__Request__. Lines containing the word "POWER" should be extracted in full.

────

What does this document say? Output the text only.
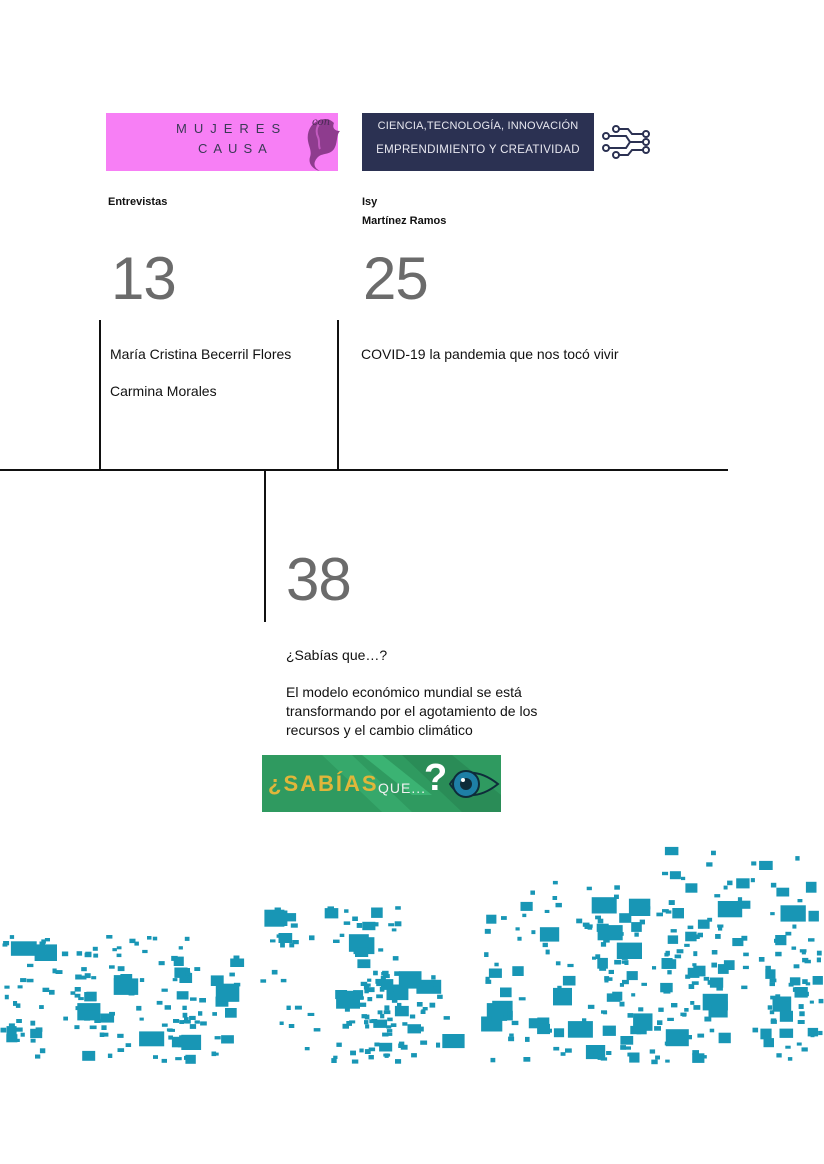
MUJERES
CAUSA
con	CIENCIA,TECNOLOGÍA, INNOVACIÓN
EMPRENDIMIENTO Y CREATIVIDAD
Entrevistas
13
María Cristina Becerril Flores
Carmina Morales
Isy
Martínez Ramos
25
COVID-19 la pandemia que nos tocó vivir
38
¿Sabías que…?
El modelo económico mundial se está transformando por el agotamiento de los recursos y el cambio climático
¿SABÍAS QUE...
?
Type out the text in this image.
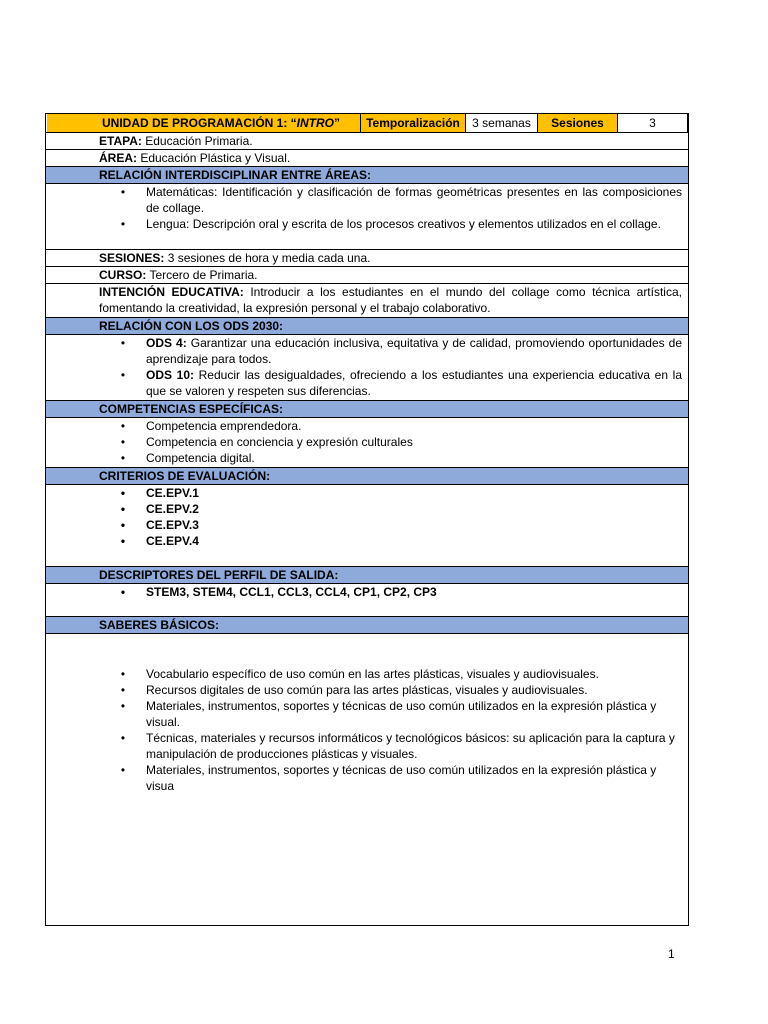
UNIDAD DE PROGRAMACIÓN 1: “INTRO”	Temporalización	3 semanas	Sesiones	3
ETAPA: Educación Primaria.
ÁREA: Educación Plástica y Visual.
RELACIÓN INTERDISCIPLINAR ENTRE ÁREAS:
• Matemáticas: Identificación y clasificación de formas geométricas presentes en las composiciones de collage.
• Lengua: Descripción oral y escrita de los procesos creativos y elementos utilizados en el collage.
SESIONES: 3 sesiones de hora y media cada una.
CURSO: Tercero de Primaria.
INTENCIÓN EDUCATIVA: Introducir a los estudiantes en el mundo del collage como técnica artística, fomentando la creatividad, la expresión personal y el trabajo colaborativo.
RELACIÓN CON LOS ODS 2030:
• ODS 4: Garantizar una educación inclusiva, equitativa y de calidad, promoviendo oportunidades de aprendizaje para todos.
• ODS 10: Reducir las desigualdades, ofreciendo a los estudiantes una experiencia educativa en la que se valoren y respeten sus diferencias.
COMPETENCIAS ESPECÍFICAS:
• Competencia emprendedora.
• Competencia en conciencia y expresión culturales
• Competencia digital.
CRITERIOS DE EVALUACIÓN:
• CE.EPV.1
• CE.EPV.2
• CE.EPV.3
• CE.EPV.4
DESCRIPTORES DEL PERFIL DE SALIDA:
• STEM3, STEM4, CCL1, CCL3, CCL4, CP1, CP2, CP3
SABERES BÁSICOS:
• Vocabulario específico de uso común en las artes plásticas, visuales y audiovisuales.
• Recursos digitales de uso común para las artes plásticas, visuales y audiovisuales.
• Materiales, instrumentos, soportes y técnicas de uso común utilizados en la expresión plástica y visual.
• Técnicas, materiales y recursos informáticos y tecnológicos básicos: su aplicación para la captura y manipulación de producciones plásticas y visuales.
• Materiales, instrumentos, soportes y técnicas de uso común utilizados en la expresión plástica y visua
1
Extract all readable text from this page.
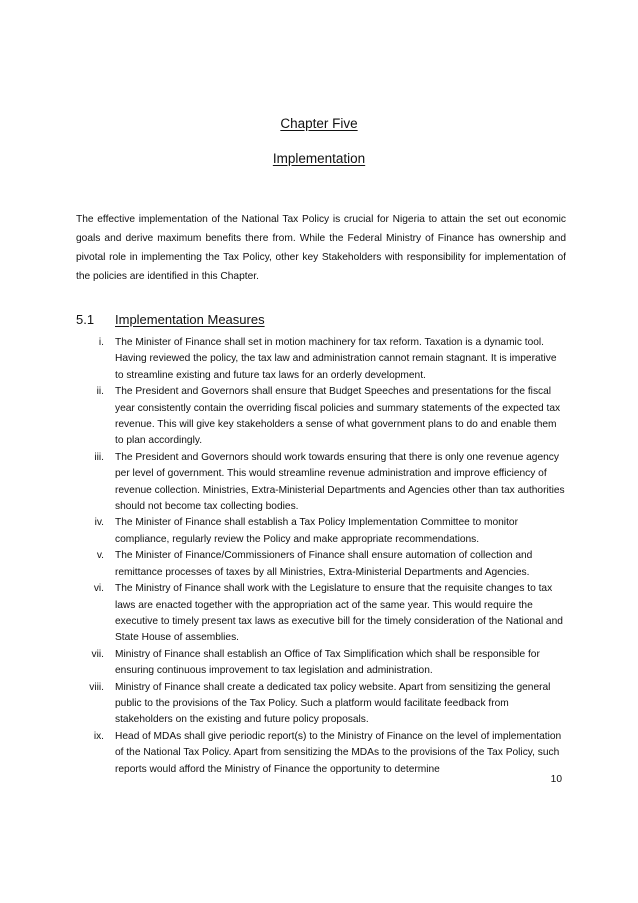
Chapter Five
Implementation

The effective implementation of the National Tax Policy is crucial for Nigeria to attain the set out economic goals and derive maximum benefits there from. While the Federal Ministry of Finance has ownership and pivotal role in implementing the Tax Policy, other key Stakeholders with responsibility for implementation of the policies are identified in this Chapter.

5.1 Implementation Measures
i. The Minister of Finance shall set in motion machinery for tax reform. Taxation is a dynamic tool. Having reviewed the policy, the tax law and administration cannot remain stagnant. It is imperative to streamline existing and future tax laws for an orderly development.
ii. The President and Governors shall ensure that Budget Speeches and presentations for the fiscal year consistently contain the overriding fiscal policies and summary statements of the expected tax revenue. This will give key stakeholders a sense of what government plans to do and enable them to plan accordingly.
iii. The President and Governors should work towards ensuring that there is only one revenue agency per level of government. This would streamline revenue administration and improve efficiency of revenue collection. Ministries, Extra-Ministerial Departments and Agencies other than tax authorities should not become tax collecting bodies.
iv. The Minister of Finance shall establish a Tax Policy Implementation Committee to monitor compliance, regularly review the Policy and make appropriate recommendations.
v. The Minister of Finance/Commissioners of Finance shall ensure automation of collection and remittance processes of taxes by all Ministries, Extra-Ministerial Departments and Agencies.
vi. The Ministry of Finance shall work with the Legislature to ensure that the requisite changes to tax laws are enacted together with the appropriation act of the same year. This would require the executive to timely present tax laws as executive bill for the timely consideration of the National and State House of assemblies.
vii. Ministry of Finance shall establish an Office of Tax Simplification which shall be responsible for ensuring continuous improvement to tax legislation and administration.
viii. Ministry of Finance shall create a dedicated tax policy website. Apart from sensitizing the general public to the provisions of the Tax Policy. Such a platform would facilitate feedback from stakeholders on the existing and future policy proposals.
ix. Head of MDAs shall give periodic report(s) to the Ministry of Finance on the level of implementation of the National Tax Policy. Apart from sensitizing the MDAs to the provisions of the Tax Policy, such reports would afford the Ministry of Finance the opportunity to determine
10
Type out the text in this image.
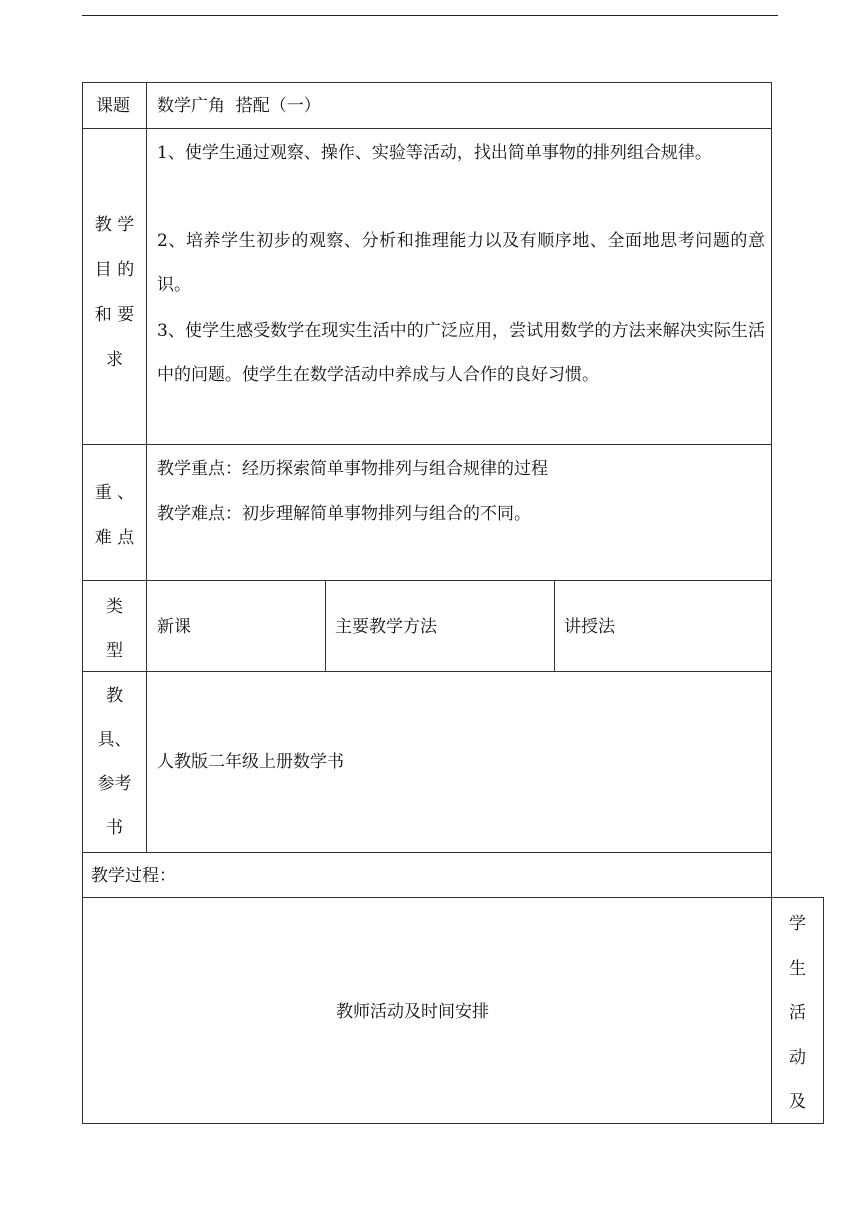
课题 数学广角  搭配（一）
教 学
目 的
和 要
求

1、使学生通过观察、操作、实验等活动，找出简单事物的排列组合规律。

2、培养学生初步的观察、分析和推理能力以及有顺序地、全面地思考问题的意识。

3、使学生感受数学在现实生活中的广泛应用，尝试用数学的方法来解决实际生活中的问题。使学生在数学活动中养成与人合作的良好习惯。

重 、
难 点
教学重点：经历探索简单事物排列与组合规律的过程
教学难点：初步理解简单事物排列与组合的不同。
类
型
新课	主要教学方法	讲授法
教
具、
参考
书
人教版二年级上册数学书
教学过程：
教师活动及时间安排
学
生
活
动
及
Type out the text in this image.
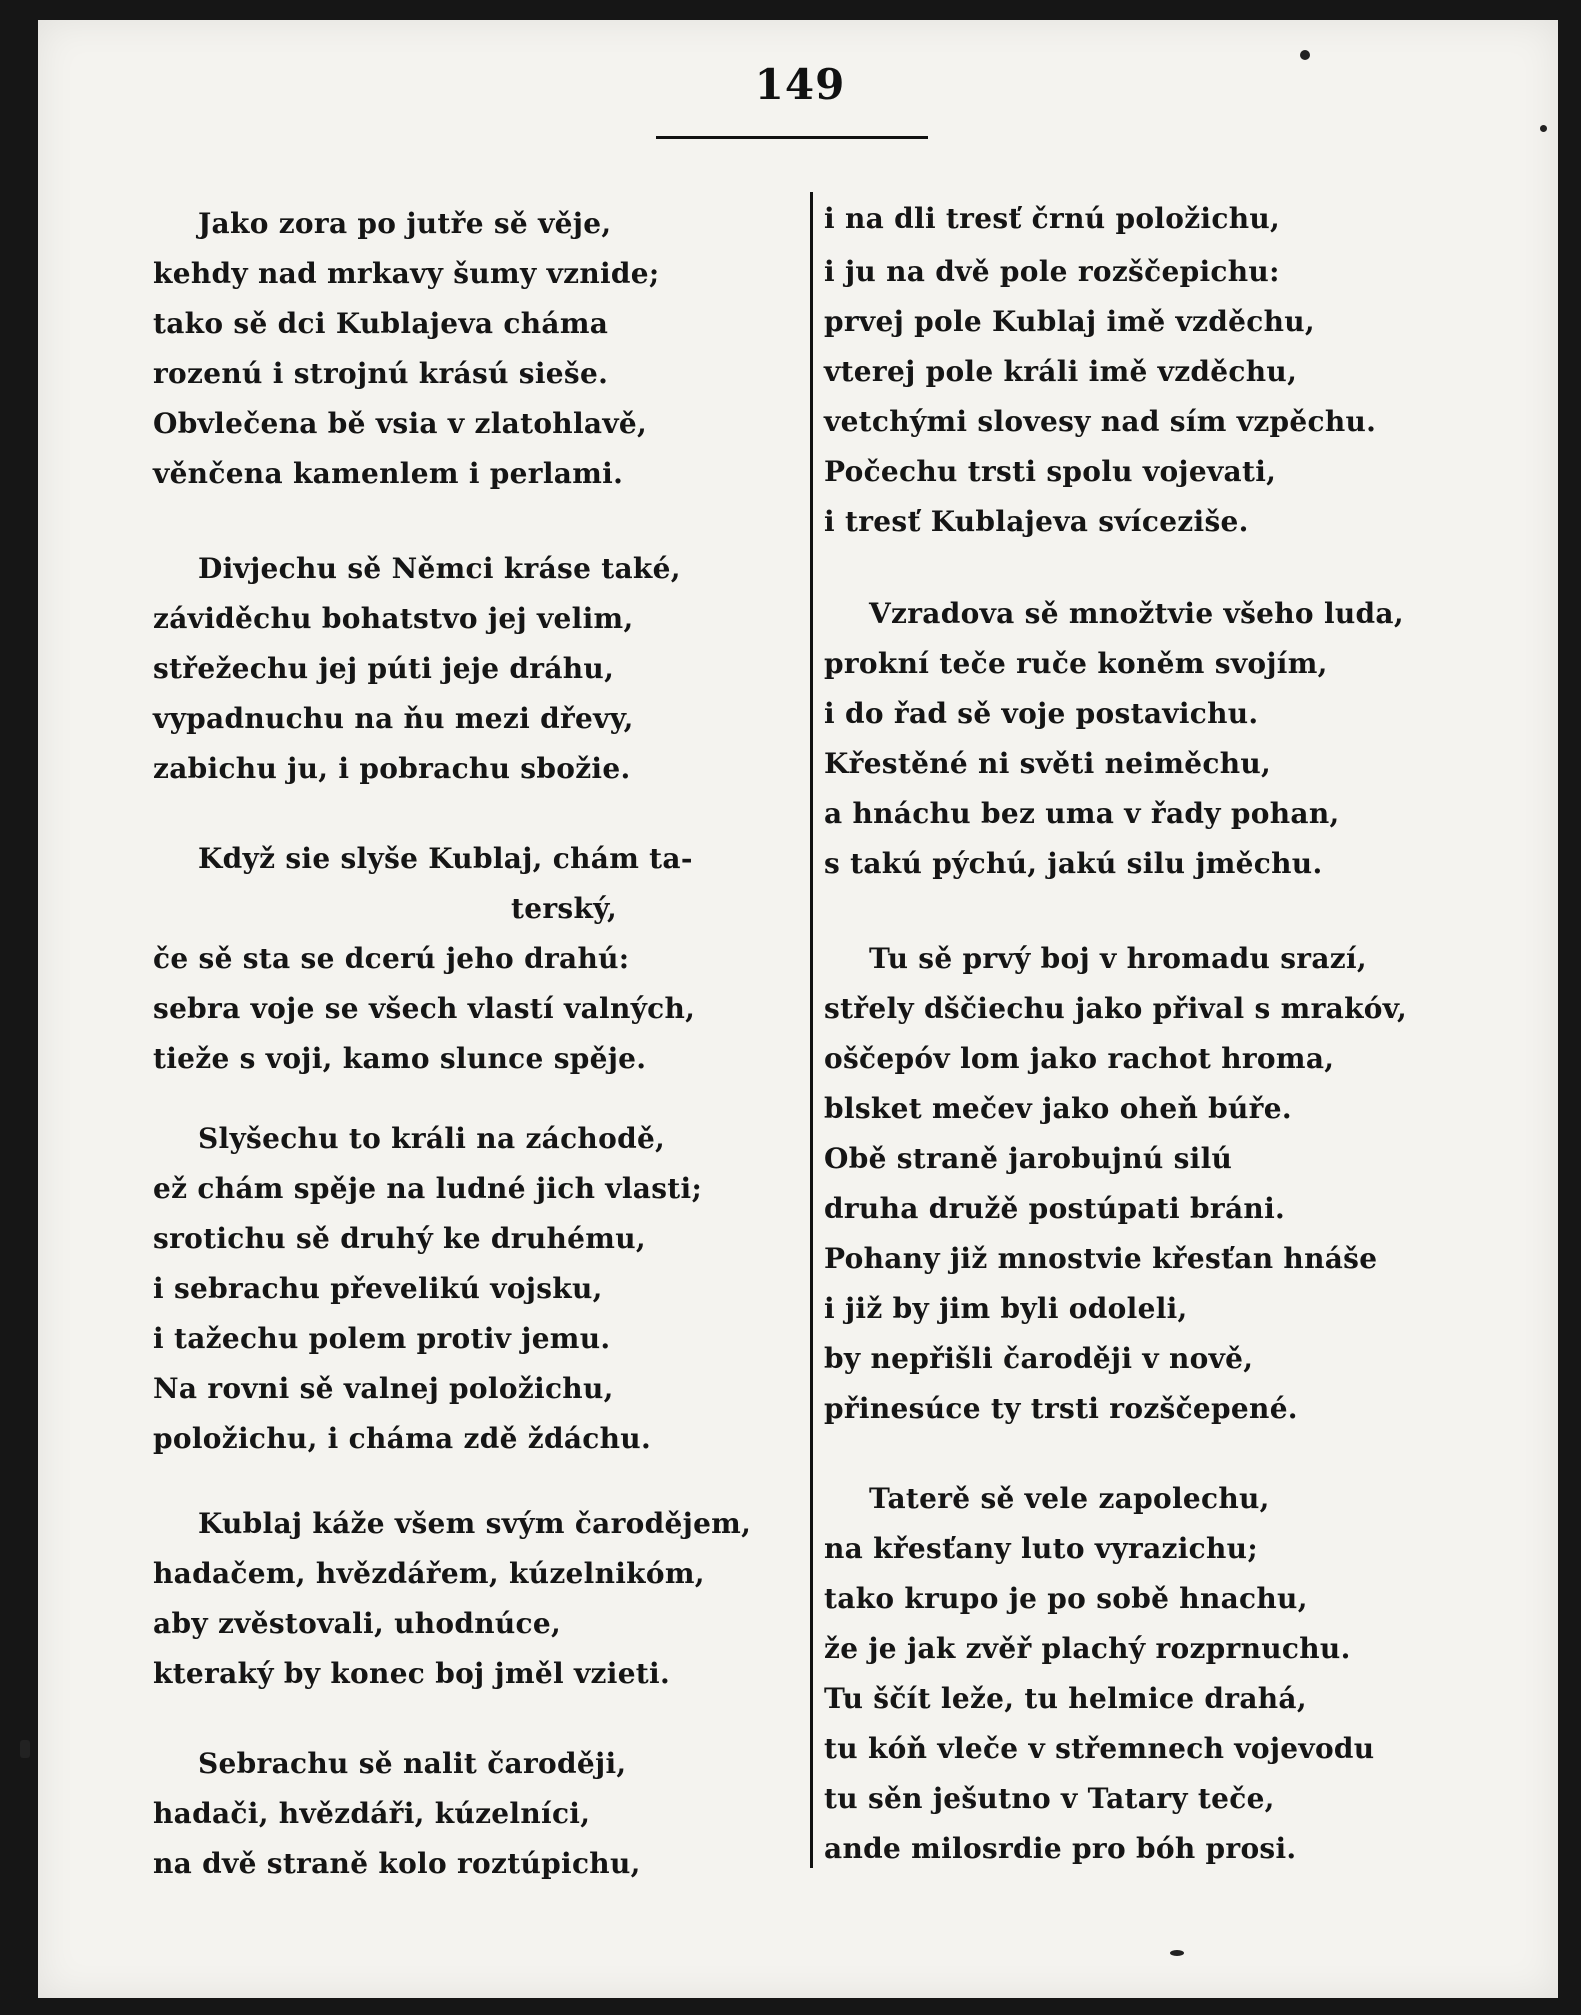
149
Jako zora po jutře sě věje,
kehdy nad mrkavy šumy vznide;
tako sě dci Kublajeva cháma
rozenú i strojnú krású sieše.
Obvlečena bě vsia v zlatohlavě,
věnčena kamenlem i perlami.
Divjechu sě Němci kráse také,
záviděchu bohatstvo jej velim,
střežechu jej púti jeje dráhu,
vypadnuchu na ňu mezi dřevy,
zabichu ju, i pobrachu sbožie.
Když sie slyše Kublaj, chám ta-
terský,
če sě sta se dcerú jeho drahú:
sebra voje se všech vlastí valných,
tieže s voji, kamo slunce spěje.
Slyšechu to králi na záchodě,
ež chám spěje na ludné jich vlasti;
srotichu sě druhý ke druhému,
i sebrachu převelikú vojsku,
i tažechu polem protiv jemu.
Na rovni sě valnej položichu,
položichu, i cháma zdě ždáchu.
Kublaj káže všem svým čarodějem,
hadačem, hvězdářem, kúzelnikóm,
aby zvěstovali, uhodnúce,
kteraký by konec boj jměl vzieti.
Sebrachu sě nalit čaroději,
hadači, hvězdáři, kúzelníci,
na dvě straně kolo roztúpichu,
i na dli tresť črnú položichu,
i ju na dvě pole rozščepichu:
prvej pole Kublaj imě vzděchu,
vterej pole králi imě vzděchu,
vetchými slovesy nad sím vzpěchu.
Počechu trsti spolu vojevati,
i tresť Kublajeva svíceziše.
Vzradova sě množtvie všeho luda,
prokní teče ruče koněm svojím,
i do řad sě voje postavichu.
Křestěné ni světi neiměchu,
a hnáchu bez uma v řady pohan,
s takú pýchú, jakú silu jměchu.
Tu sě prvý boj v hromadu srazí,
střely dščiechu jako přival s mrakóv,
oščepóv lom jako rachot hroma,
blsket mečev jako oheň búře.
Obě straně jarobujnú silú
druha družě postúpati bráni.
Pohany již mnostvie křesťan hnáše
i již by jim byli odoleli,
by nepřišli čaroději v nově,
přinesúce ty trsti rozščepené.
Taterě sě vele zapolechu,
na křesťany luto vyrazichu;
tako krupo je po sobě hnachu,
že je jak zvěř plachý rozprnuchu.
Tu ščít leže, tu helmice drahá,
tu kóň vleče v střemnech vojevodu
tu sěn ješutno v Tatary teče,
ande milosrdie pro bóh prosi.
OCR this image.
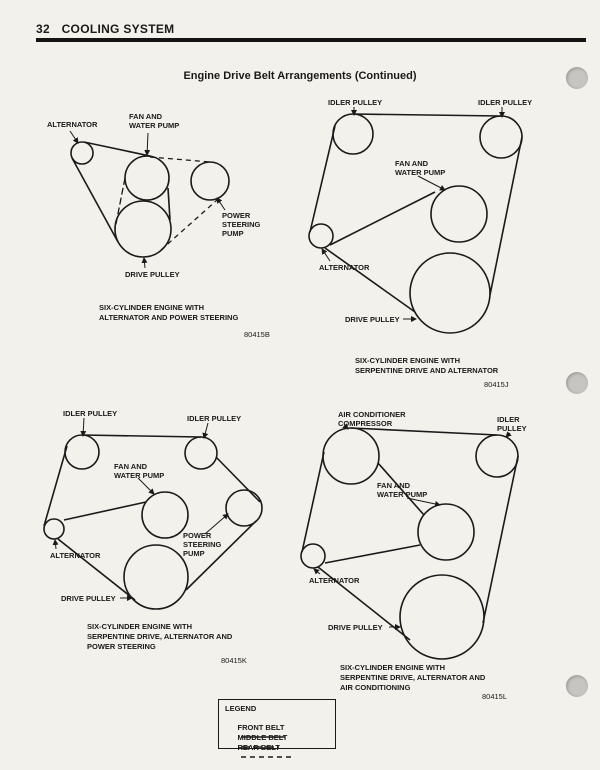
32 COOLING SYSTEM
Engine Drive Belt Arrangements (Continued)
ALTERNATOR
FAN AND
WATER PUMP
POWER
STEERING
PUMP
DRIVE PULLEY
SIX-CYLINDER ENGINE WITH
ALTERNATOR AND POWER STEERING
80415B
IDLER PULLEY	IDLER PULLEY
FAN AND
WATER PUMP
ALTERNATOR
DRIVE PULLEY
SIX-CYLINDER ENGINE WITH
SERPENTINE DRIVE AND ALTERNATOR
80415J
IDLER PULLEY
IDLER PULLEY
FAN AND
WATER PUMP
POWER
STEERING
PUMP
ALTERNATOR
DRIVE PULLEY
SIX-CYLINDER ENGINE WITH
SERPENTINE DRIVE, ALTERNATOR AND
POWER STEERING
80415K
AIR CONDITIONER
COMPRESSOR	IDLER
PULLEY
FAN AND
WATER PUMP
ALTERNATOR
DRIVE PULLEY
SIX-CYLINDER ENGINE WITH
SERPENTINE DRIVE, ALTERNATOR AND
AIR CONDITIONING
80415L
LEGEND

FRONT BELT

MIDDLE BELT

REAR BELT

────

__Complete response__.
POWER
ALTERNATOR AND POWER STEERING
POWER
POWER STEERING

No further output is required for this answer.